◆ What you will do:
Reproduce every line of the listing as written, apart from the pictures.

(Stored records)
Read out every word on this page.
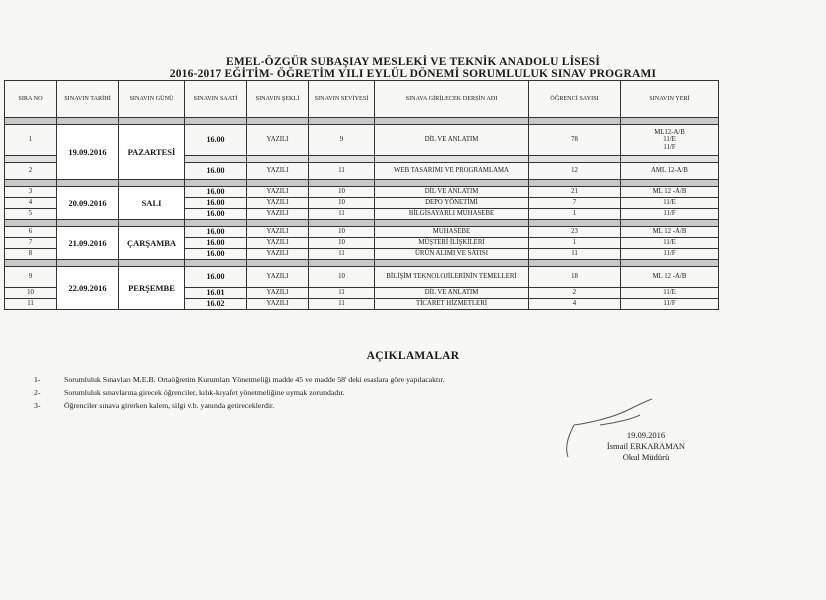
EMEL-ÖZGÜR SUBAŞIAY MESLEKİ VE TEKNİK ANADOLU LİSESİ
2016-2017 EĞİTİM- ÖĞRETİM YILI EYLÜL DÖNEMİ SORUMLULUK SINAV PROGRAMI
SIRA NO	SINAVIN TARİHİ	SINAVIN GÜNÜ	SINAVIN SAATİ	SINAVIN ŞEKLİ	SINAVIN SEVİYESİ	SINAVA GİRİLECEK DERSİN ADI	ÖĞRENCİ SAYISI	SINAVIN YERİ

1	19.09.2016	PAZARTESİ	16.00	YAZILI	9	DİL VE ANLATIM	78	ML12-A/B
11/E
11/F

2			16.00	YAZILI	11	WEB TASARIMI VE PROGRAMLAMA	12	AML 12-A/B

3	20.09.2016	SALI	16.00	YAZILI	10	DİL VE ANLATIM	21	ML 12 -A/B
4			16.00	YAZILI	10	DEPO YÖNETİMİ	7	11/E
5			16.00	YAZILI	11	BİLGİSAYARLI MUHASEBE	1	11/F

6	21.09.2016	ÇARŞAMBA	16.00	YAZILI	10	MUHASEBE	23	ML 12 -A/B
7			16.00	YAZILI	10	MÜŞTERİ İLİŞKİLERİ	1	11/E
8			16.00	YAZILI	11	ÜRÜN ALIMI VE SATISI	11	11/F

9	22.09.2016	PERŞEMBE	16.00	YAZILI	10	BİLİŞİM TEKNOLOJİLERİNİN TEMELLERİ	18	ML 12 -A/B
10			16.01	YAZILI	11	DİL VE ANLATIM	2	11/E
11			16.02	YAZILI	11	TİCARET HİZMETLERİ	4	11/F
AÇIKLAMALAR
1-	Sorumluluk Sınavları M.E.B. Ortaöğretim Kurumları Yönetmeliği madde 45 ve madde 58' deki esaslara göre yapılacaktır.
2-	Sorumluluk sınavlarına girecek öğrenciler, kılık-kıyafet yönetmeliğine uymak zorundadır.
3-	Öğrenciler sınava girerken kalem, silgi v.b. yanında getireceklerdir.
19.09.2016
İsmail ERKARAMAN
Okul Müdürü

◆ Expected answer:
Read out every word on this page.
EMEL-ÖZGÜR SUBAŞIAY MESLEKİ VE TEKNİK ANADOLU LİSESİ
2016-2017 EĞİTİM- ÖĞRETİM YILI EYLÜL DÖNEMİ SORUMLULUK SINAV PROGRAMI
SIRA NO	SINAVIN TARİHİ	SINAVIN GÜNÜ	SINAVIN SAATİ	SINAVIN ŞEKLİ	SINAVIN SEVİYESİ	SINAVA GİRİLECEK DERSİN ADI	ÖĞRENCİ SAYISI	SINAVIN YERİ

1	19.09.2016	PAZARTESİ	16.00	YAZILI	9	DİL VE ANLATIM	78	ML12-A/B
11/E
11/F

2			16.00	YAZILI	11	WEB TASARIMI VE PROGRAMLAMA	12	AML 12-A/B

3	20.09.2016	SALI	16.00	YAZILI	10	DİL VE ANLATIM	21	ML 12 -A/B
4			16.00	YAZILI	10	DEPO YÖNETİMİ	7	11/E
5			16.00	YAZILI	11	BİLGİSAYARLI MUHASEBE	1	11/F

6	21.09.2016	ÇARŞAMBA	16.00	YAZILI	10	MUHASEBE	23	ML 12 -A/B
7			16.00	YAZILI	10	MÜŞTERİ İLİŞKİLERİ	1	11/E
8			16.00	YAZILI	11	ÜRÜN ALIMI VE SATISI	11	11/F

9	22.09.2016	PERŞEMBE	16.00	YAZILI	10	BİLİŞİM TEKNOLOJİLERİNİN TEMELLERİ	18	ML 12 -A/B
10			16.01	YAZILI	11	DİL VE ANLATIM	2	11/E
11			16.02	YAZILI	11	TİCARET HİZMETLERİ	4	11/F
AÇIKLAMALAR
1-	Sorumluluk Sınavları M.E.B. Ortaöğretim Kurumları Yönetmeliği madde 45 ve madde 58' deki esaslara göre yapılacaktır.
2-	Sorumluluk sınavlarına girecek öğrenciler, kılık-kıyafet yönetmeliğine uymak zorundadır.
3-	Öğrenciler sınava girerken kalem, silgi v.b. yanında getireceklerdir.
19.09.2016
İsmail ERKARAMAN
Okul Müdürü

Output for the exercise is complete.